DOCUMENT EXTRACT:
The CIA in Africa and Somalia: A Strategic Analysis


The measure of success is not whether you have a tough problem to deal with,

but whether it is the same problem you had last year.

John Foster Dulles

Contextual Background

In the last decade, the United States Central Intelligence Agency has greatly expanded its core political and military operations in a number of African countries.

Today, the CIA has permanent missions in Somalia, Kenya, Ethiopia, Ivory Coast, Djibouti, Nigeria, Egypt, Libya, Rwanda and Mali. The CIA’s missions are all focused on multiple objectives from combating Al-Qaeda affiliated terrorists to capacity building for African military and security forces. Similarly, the Pentagon’s sudden decision to create African Command or AFRICOM is another clear indication that the CIA has made a strategic, long-term organizational imperative to focus its attention on Africa.

LISTING:
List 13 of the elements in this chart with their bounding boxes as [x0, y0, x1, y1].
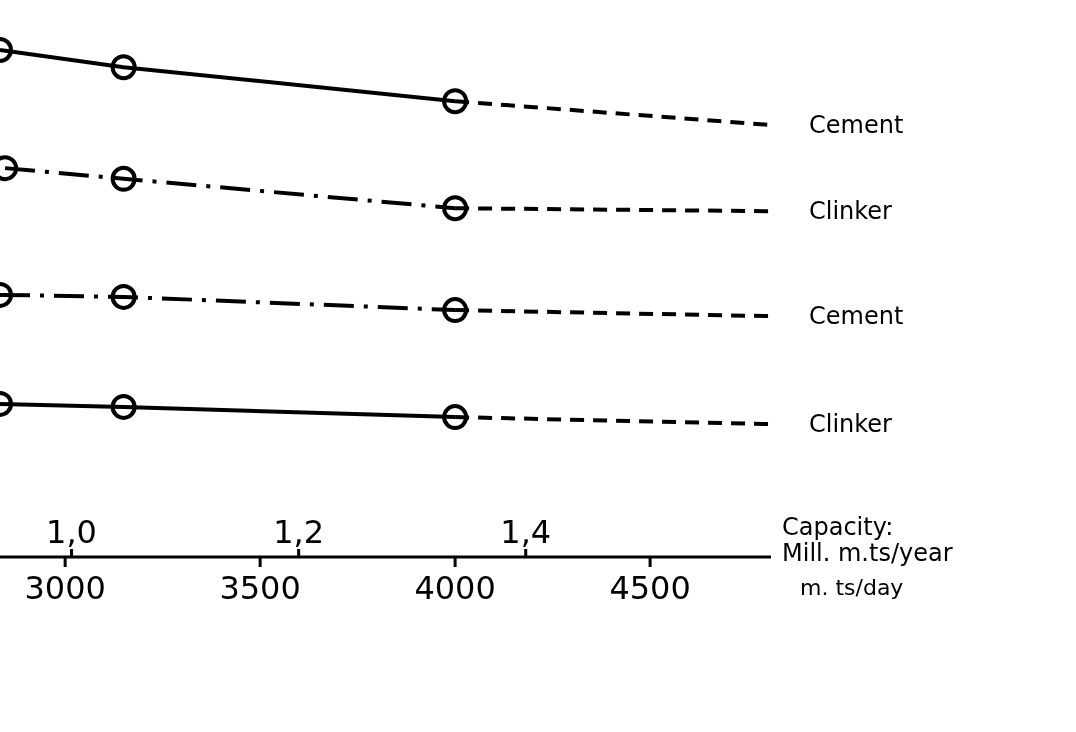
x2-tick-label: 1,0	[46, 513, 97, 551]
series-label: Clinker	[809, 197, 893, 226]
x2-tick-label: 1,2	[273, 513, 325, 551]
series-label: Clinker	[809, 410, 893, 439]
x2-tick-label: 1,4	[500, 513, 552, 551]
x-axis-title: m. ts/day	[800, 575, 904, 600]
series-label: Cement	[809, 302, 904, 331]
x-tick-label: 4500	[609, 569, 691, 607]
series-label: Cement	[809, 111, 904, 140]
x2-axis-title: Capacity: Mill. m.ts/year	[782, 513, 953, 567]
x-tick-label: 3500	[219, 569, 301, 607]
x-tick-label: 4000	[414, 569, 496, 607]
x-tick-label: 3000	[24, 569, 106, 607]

TASKS TO PERFORM:
[1] In the CIA in Africa text, shorten the paragraph that begins "Today, the CIA has permanent missions" while keeping its main facts.
[2] Lay out the records as a JSON list of strings, one string per line. Start at the beginning of the records and go through the line containing "569, 301, 607]", leaving out blank lines and pictures.

THE RESULTS:
[1] The CIA now keeps permanent missions in Somalia, Kenya, Ethiopia, Ivory Coast, Djibouti, Nigeria, Egypt, Libya, Rwanda and Mali. These missions have several aims, from fighting terrorists affiliated with Al-Qaeda to building the capacity of African military and security forces. The Pentagon's sudden decision to create AFRICOM is another clear sign that the CIA has made Africa a strategic, long-term organizational priority.

[2]
[
  "List 13 of the elements in this chart with their bounding boxes as [x0, y0, x1, y1].",
  "x2-tick-label: 1,0\t[46, 513, 97, 551]",
  "series-label: Clinker\t[809, 197, 893, 226]",
  "x2-tick-label: 1,2\t[273, 513, 325, 551]",
  "series-label: Clinker\t[809, 410, 893, 439]",
  "x2-tick-label: 1,4\t[500, 513, 552, 551]",
  "x-axis-title: m. ts/day\t[800, 575, 904, 600]",
  "series-label: Cement\t[809, 302, 904, 331]",
  "x-tick-label: 4500\t[609, 569, 691, 607]",
  "series-label: Cement\t[809, 111, 904, 140]",
  "x2-axis-title: Capacity: Mill. m.ts/year\t[782, 513, 953, 567]",
  "x-tick-label: 3500\t[219, 569, 301, 607]"
]